--- Start of Material shown ---

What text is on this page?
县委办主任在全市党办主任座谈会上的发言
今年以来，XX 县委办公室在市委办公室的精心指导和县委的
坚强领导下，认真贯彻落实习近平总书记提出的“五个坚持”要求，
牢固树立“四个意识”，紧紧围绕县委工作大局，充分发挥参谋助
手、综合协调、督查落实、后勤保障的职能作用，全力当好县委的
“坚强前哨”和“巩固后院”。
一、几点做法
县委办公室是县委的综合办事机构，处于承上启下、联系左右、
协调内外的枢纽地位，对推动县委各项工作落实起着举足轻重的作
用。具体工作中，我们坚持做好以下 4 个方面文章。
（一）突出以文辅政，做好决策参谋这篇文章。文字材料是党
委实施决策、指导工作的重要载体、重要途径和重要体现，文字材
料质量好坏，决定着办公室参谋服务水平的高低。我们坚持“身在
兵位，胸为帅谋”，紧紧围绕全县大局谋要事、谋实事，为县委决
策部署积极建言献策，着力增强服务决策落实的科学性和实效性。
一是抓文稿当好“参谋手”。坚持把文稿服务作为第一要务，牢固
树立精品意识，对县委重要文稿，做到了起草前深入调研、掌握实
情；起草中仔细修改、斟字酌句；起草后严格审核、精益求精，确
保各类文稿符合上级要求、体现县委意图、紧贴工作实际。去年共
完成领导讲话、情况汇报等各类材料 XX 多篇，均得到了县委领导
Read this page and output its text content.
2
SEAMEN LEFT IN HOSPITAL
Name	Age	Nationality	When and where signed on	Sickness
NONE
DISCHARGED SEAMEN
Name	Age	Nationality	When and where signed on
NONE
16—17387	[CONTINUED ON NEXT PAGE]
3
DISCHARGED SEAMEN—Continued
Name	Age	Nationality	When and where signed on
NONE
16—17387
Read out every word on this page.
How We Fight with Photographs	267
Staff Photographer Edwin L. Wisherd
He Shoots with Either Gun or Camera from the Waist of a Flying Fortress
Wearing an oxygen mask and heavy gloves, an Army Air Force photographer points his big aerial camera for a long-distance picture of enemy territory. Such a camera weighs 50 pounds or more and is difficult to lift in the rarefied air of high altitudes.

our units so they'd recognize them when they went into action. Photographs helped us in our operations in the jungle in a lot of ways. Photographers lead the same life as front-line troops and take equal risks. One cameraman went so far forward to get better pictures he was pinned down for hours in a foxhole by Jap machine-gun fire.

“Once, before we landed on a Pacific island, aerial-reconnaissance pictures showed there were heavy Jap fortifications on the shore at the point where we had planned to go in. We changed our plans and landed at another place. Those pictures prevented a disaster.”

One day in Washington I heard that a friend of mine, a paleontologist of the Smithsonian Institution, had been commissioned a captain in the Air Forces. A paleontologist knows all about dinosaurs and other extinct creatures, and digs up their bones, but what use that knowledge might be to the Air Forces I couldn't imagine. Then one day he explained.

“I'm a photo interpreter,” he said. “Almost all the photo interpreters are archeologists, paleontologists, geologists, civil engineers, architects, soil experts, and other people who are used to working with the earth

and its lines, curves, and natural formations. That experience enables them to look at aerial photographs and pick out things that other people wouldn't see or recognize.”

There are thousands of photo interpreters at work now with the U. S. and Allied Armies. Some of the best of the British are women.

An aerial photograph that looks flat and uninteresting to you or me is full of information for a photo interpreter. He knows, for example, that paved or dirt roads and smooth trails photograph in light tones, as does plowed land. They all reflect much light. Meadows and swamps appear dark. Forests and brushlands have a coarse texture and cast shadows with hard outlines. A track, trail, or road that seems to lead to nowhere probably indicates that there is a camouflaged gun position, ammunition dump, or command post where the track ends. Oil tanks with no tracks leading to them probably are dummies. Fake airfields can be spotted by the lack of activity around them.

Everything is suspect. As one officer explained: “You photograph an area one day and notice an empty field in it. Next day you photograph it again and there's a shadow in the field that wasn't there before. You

--- End of Material shown ---

Output the records verbatim, from the first line to the last.

**Solution to the problem**
What text is on this page?
县委办主任在全市党办主任座谈会上的发言
今年以来，XX 县委办公室在市委办公室的精心指导和县委的
坚强领导下，认真贯彻落实习近平总书记提出的“五个坚持”要求，
牢固树立“四个意识”，紧紧围绕县委工作大局，充分发挥参谋助
手、综合协调、督查落实、后勤保障的职能作用，全力当好县委的
“坚强前哨”和“巩固后院”。
一、几点做法
县委办公室是县委的综合办事机构，处于承上启下、联系左右、
协调内外的枢纽地位，对推动县委各项工作落实起着举足轻重的作
用。具体工作中，我们坚持做好以下 4 个方面文章。
（一）突出以文辅政，做好决策参谋这篇文章。文字材料是党
委实施决策、指导工作的重要载体、重要途径和重要体现，文字材
料质量好坏，决定着办公室参谋服务水平的高低。我们坚持“身在
兵位，胸为帅谋”，紧紧围绕全县大局谋要事、谋实事，为县委决
策部署积极建言献策，着力增强服务决策落实的科学性和实效性。
一是抓文稿当好“参谋手”。坚持把文稿服务作为第一要务，牢固
树立精品意识，对县委重要文稿，做到了起草前深入调研、掌握实
情；起草中仔细修改、斟字酌句；起草后严格审核、精益求精，确
保各类文稿符合上级要求、体现县委意图、紧贴工作实际。去年共
完成领导讲话、情况汇报等各类材料 XX 多篇，均得到了县委领导
Read this page and output its text content.
2
SEAMEN LEFT IN HOSPITAL
Name	Age	Nationality	When and where signed on	Sickness
NONE
DISCHARGED SEAMEN
Name	Age	Nationality	When and where signed on
NONE
16—17387	[CONTINUED ON NEXT PAGE]
3
DISCHARGED SEAMEN—Continued
Name	Age	Nationality	When and where signed on
NONE
16—17387
Read out every word on this page.
How We Fight with Photographs	267
Staff Photographer Edwin L. Wisherd
He Shoots with Either Gun or Camera from the Waist of a Flying Fortress
Wearing an oxygen mask and heavy gloves, an Army Air Force photographer points his big aerial camera for a long-distance picture of enemy territory. Such a camera weighs 50 pounds or more and is difficult to lift in the rarefied air of high altitudes.

our units so they'd recognize them when they went into action. Photographs helped us in our operations in the jungle in a lot of ways. Photographers lead the same life as front-line troops and take equal risks. One cameraman went so far forward to get better pictures he was pinned down for hours in a foxhole by Jap machine-gun fire.

“Once, before we landed on a Pacific island, aerial-reconnaissance pictures showed there were heavy Jap fortifications on the shore at the point where we had planned to go in. We changed our plans and landed at another place. Those pictures prevented a disaster.”

One day in Washington I heard that a friend of mine, a paleontologist of the Smithsonian Institution, had been commissioned a captain in the Air Forces. A paleontologist knows all about dinosaurs and other extinct creatures, and digs up their bones, but what use that knowledge might be to the Air Forces I couldn't imagine. Then one day he explained.

“I'm a photo interpreter,” he said. “Almost all the photo interpreters are archeologists, paleontologists, geologists, civil engineers, architects, soil experts, and other people who are used to working with the earth

and its lines, curves, and natural formations. That experience enables them to look at aerial photographs and pick out things that other people wouldn't see or recognize.”

There are thousands of photo interpreters at work now with the U. S. and Allied Armies. Some of the best of the British are women.

An aerial photograph that looks flat and uninteresting to you or me is full of information for a photo interpreter. He knows, for example, that paved or dirt roads and smooth trails photograph in light tones, as does plowed land. They all reflect much light. Meadows and swamps appear dark. Forests and brushlands have a coarse texture and cast shadows with hard outlines. A track, trail, or road that seems to lead to nowhere probably indicates that there is a camouflaged gun position, ammunition dump, or command post where the track ends. Oil tanks with no tracks leading to them probably are dummies. Fake airfields can be spotted by the lack of activity around them.

Everything is suspect. As one officer explained: “You photograph an area one day and notice an empty field in it. Next day you photograph it again and there's a shadow in the field that wasn't there before. You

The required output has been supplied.